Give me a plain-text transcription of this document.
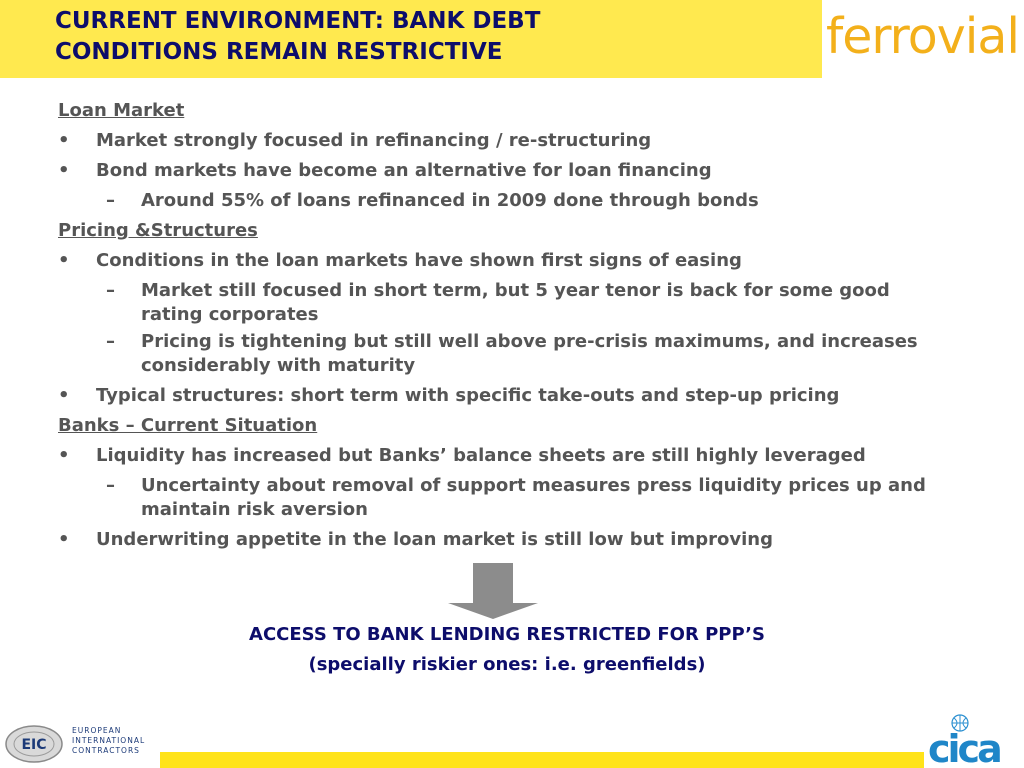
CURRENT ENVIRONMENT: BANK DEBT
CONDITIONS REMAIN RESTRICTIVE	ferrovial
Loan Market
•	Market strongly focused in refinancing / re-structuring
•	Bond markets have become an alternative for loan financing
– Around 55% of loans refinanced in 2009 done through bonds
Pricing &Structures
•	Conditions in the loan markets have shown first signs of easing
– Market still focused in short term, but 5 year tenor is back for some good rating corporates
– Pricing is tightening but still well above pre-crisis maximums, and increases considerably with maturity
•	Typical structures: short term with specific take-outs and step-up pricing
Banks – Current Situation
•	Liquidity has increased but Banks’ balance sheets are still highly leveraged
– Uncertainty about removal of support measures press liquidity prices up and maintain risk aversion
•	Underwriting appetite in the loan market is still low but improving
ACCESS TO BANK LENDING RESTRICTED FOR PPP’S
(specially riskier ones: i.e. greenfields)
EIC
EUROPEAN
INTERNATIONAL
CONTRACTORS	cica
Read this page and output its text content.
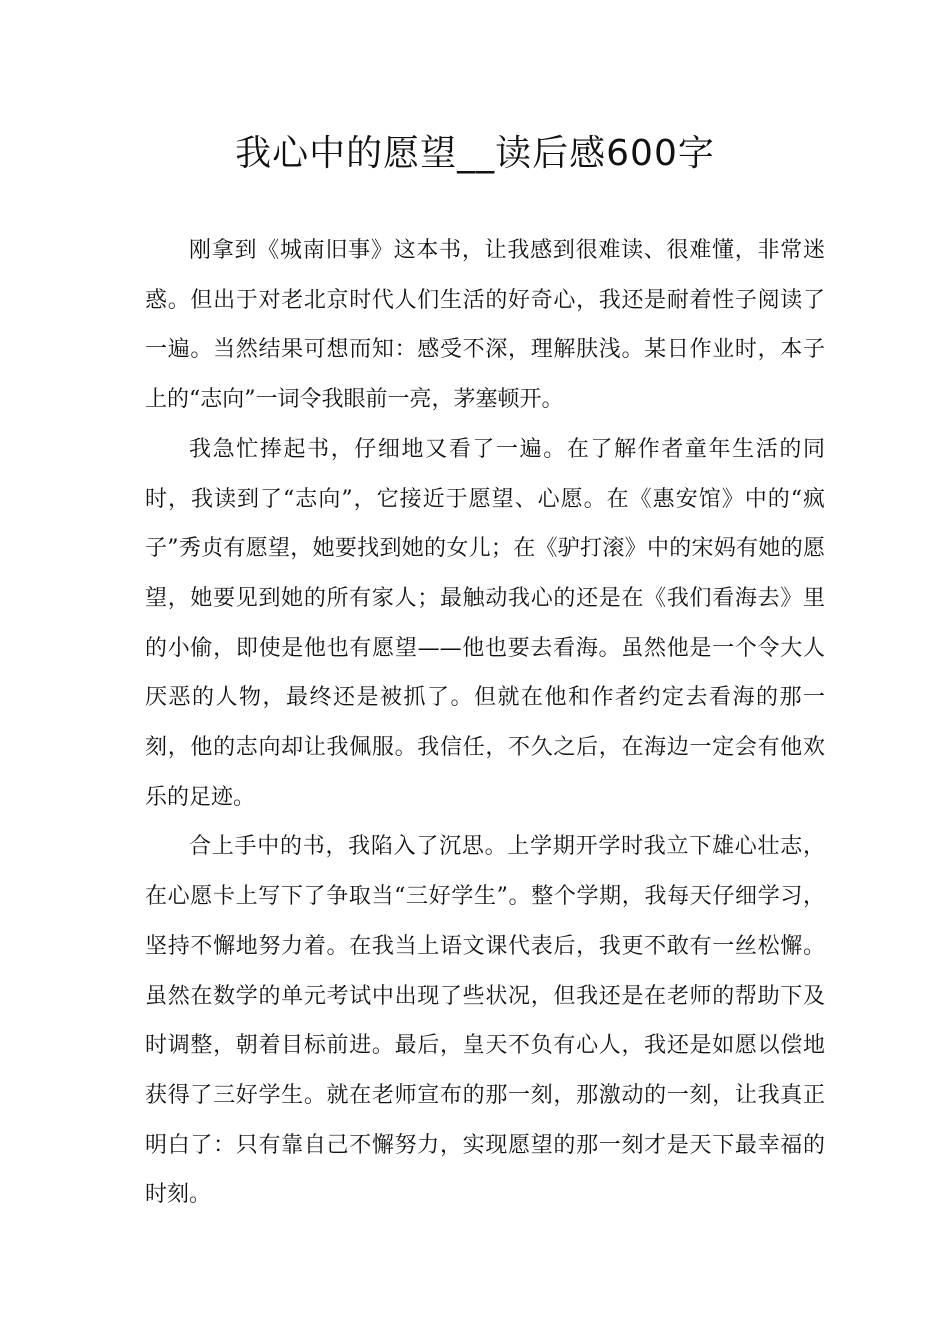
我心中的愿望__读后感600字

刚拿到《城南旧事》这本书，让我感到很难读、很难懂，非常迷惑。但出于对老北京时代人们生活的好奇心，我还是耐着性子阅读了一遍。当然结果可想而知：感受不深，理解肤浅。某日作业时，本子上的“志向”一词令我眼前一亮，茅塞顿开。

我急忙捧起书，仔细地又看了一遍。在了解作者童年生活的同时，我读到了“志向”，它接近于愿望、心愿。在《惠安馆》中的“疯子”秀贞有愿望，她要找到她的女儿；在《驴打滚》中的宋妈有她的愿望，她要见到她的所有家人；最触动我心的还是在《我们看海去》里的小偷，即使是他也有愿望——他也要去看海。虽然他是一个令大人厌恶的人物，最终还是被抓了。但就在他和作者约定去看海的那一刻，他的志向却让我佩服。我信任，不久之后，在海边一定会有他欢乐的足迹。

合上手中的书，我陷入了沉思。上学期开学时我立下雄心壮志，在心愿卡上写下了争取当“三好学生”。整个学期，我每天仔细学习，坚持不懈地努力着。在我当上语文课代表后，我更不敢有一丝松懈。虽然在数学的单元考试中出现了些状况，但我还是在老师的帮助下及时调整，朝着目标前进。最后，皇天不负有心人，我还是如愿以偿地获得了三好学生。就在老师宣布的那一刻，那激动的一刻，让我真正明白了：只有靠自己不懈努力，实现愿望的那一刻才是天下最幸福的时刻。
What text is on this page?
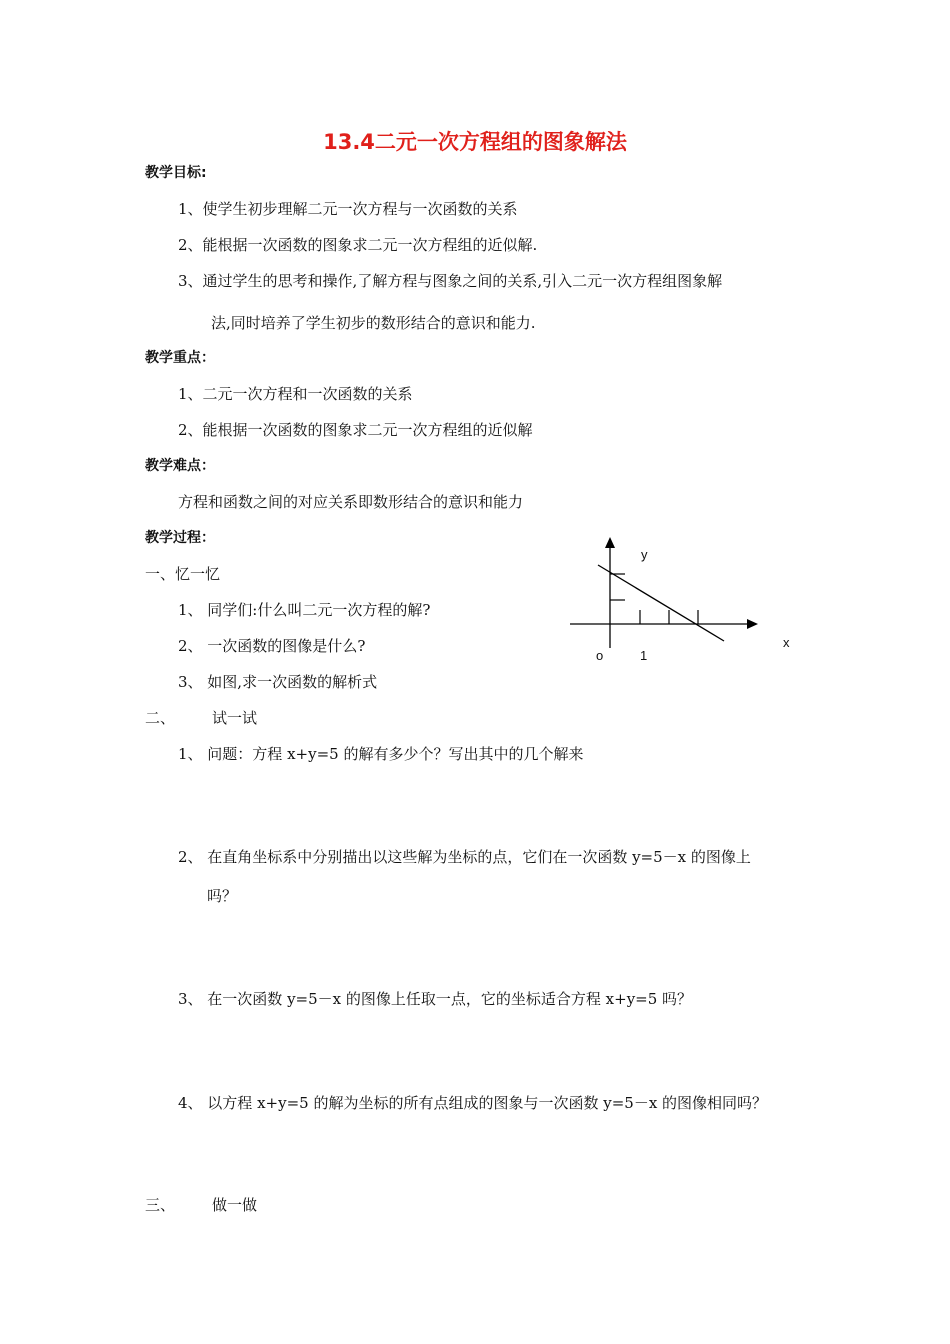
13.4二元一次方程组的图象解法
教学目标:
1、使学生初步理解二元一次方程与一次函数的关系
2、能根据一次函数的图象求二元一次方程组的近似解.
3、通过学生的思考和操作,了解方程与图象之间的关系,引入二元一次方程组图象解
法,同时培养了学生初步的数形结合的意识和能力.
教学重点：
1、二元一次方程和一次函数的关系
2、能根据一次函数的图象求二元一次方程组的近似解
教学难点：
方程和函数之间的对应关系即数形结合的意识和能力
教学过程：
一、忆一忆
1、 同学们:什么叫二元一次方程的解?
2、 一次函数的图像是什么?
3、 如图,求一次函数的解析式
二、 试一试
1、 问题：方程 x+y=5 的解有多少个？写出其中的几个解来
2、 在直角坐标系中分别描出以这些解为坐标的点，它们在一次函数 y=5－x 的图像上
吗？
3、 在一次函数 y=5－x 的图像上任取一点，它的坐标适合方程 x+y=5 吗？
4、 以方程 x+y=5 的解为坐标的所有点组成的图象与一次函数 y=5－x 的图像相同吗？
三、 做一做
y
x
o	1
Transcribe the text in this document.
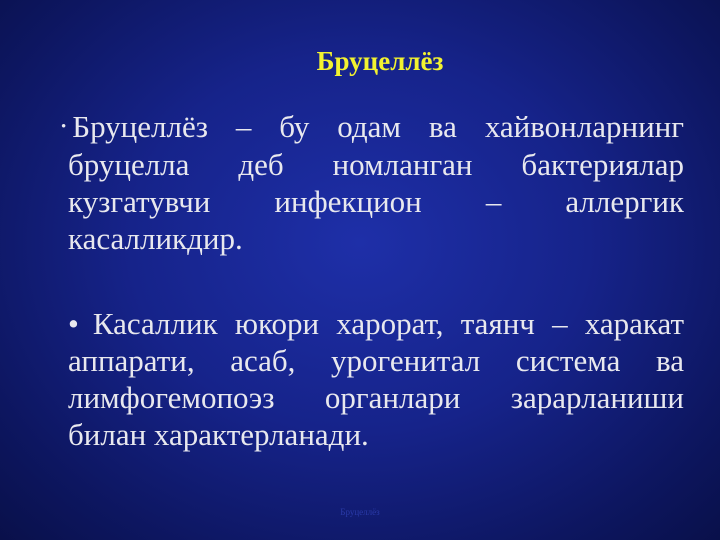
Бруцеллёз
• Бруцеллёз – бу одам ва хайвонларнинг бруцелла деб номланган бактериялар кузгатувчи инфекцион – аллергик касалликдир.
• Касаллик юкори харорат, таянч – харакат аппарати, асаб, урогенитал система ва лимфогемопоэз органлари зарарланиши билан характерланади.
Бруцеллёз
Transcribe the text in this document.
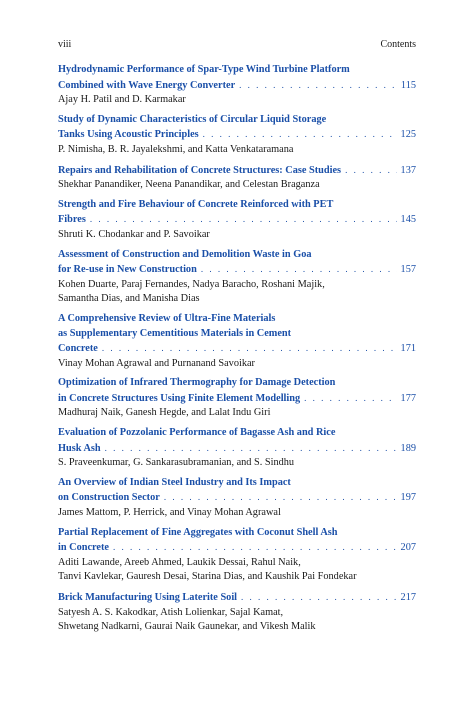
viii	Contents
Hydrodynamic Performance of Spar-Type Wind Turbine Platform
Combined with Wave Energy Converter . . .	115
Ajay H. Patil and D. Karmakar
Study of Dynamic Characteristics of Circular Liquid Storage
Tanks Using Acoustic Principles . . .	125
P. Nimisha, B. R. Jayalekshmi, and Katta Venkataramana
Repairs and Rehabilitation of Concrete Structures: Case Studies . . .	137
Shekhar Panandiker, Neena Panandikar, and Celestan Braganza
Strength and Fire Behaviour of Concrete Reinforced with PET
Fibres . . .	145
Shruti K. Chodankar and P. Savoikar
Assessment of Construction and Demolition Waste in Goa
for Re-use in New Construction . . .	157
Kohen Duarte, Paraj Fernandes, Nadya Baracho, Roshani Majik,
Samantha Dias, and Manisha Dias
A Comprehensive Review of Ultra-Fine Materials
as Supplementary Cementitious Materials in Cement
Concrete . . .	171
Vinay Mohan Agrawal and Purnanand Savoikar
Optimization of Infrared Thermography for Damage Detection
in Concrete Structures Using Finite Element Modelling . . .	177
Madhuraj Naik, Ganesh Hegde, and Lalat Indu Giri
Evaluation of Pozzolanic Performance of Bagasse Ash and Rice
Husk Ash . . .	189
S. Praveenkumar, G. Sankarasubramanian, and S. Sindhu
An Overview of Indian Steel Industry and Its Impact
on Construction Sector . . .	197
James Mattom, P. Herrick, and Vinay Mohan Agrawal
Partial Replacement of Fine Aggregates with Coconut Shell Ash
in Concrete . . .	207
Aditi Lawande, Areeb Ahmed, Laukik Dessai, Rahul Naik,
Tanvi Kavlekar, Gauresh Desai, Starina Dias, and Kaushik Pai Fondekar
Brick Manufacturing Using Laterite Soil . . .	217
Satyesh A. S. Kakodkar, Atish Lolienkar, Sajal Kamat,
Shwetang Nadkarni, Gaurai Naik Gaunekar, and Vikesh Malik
┄┄┄┄┄┄
§ Exercise brief
Copy out every line in the entries above that holds "Vinay".

§ Reply to the task
Vinay Mohan Agrawal and Purnanand Savoikar
James Mattom, P. Herrick, and Vinay Mohan Agrawal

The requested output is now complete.